** Written request **
Copy out each line below exactly as it appears.

** Records for this exercise **
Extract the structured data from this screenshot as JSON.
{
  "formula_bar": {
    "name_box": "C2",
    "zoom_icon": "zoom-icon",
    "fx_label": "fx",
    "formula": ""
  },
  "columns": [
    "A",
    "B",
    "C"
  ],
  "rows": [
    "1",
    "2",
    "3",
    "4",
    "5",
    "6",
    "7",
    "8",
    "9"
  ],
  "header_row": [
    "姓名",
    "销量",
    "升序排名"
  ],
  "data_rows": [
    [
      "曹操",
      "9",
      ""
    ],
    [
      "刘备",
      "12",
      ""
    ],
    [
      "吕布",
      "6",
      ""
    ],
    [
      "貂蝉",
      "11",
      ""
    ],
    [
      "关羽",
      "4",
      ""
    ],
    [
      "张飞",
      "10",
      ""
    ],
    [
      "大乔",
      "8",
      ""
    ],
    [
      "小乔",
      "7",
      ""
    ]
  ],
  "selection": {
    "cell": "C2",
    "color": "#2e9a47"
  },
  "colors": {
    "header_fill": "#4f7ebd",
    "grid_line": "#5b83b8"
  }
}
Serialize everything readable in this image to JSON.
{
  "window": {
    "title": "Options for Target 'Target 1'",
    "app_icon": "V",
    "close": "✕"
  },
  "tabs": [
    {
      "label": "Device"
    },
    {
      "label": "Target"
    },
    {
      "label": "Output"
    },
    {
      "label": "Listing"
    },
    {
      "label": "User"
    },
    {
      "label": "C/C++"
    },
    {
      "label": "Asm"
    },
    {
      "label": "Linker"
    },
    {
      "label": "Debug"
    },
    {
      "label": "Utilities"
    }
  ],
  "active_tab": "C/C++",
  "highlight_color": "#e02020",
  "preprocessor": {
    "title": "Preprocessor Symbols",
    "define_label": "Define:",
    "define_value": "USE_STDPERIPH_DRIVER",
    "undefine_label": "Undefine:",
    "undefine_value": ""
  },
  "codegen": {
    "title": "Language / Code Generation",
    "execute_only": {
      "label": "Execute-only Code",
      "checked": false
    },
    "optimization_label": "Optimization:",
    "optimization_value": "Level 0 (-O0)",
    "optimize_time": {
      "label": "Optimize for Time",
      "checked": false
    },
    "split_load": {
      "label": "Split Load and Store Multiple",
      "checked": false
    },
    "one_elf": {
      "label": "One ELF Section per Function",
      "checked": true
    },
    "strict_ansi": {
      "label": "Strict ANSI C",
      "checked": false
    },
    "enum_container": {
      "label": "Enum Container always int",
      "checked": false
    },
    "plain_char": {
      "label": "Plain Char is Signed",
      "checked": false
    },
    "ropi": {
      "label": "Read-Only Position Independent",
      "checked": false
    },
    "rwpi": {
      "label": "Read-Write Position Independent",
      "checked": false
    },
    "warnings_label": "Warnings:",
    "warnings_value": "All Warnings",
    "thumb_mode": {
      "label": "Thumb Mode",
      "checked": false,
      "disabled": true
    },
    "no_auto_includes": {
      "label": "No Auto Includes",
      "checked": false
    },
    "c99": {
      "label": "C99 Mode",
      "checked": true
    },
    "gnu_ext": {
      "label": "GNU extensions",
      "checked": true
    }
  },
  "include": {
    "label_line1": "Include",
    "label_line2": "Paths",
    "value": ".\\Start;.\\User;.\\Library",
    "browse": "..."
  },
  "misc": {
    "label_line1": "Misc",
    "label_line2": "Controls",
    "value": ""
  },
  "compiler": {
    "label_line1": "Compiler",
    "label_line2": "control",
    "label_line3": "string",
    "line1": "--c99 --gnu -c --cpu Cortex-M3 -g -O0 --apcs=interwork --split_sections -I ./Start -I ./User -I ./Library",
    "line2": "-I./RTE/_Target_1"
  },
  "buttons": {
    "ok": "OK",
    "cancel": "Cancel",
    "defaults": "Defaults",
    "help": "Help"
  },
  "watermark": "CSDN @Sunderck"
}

** Complete answer **
Extract the structured data from this screenshot as JSON.
{
  "formula_bar": {
    "name_box": "C2",
    "zoom_icon": "zoom-icon",
    "fx_label": "fx",
    "formula": ""
  },
  "columns": [
    "A",
    "B",
    "C"
  ],
  "rows": [
    "1",
    "2",
    "3",
    "4",
    "5",
    "6",
    "7",
    "8",
    "9"
  ],
  "header_row": [
    "姓名",
    "销量",
    "升序排名"
  ],
  "data_rows": [
    [
      "曹操",
      "9",
      ""
    ],
    [
      "刘备",
      "12",
      ""
    ],
    [
      "吕布",
      "6",
      ""
    ],
    [
      "貂蝉",
      "11",
      ""
    ],
    [
      "关羽",
      "4",
      ""
    ],
    [
      "张飞",
      "10",
      ""
    ],
    [
      "大乔",
      "8",
      ""
    ],
    [
      "小乔",
      "7",
      ""
    ]
  ],
  "selection": {
    "cell": "C2",
    "color": "#2e9a47"
  },
  "colors": {
    "header_fill": "#4f7ebd",
    "grid_line": "#5b83b8"
  }
}
Serialize everything readable in this image to JSON.
{
  "window": {
    "title": "Options for Target 'Target 1'",
    "app_icon": "V",
    "close": "✕"
  },
  "tabs": [
    {
      "label": "Device"
    },
    {
      "label": "Target"
    },
    {
      "label": "Output"
    },
    {
      "label": "Listing"
    },
    {
      "label": "User"
    },
    {
      "label": "C/C++"
    },
    {
      "label": "Asm"
    },
    {
      "label": "Linker"
    },
    {
      "label": "Debug"
    },
    {
      "label": "Utilities"
    }
  ],
  "active_tab": "C/C++",
  "highlight_color": "#e02020",
  "preprocessor": {
    "title": "Preprocessor Symbols",
    "define_label": "Define:",
    "define_value": "USE_STDPERIPH_DRIVER",
    "undefine_label": "Undefine:",
    "undefine_value": ""
  },
  "codegen": {
    "title": "Language / Code Generation",
    "execute_only": {
      "label": "Execute-only Code",
      "checked": false
    },
    "optimization_label": "Optimization:",
    "optimization_value": "Level 0 (-O0)",
    "optimize_time": {
      "label": "Optimize for Time",
      "checked": false
    },
    "split_load": {
      "label": "Split Load and Store Multiple",
      "checked": false
    },
    "one_elf": {
      "label": "One ELF Section per Function",
      "checked": true
    },
    "strict_ansi": {
      "label": "Strict ANSI C",
      "checked": false
    },
    "enum_container": {
      "label": "Enum Container always int",
      "checked": false
    },
    "plain_char": {
      "label": "Plain Char is Signed",
      "checked": false
    },
    "ropi": {
      "label": "Read-Only Position Independent",
      "checked": false
    },
    "rwpi": {
      "label": "Read-Write Position Independent",
      "checked": false
    },
    "warnings_label": "Warnings:",
    "warnings_value": "All Warnings",
    "thumb_mode": {
      "label": "Thumb Mode",
      "checked": false,
      "disabled": true
    },
    "no_auto_includes": {
      "label": "No Auto Includes",
      "checked": false
    },
    "c99": {
      "label": "C99 Mode",
      "checked": true
    },
    "gnu_ext": {
      "label": "GNU extensions",
      "checked": true
    }
  },
  "include": {
    "label_line1": "Include",
    "label_line2": "Paths",
    "value": ".\\Start;.\\User;.\\Library",
    "browse": "..."
  },
  "misc": {
    "label_line1": "Misc",
    "label_line2": "Controls",
    "value": ""
  },
  "compiler": {
    "label_line1": "Compiler",
    "label_line2": "control",
    "label_line3": "string",
    "line1": "--c99 --gnu -c --cpu Cortex-M3 -g -O0 --apcs=interwork --split_sections -I ./Start -I ./User -I ./Library",
    "line2": "-I./RTE/_Target_1"
  },
  "buttons": {
    "ok": "OK",
    "cancel": "Cancel",
    "defaults": "Defaults",
    "help": "Help"
  },
  "watermark": "CSDN @Sunderck"
}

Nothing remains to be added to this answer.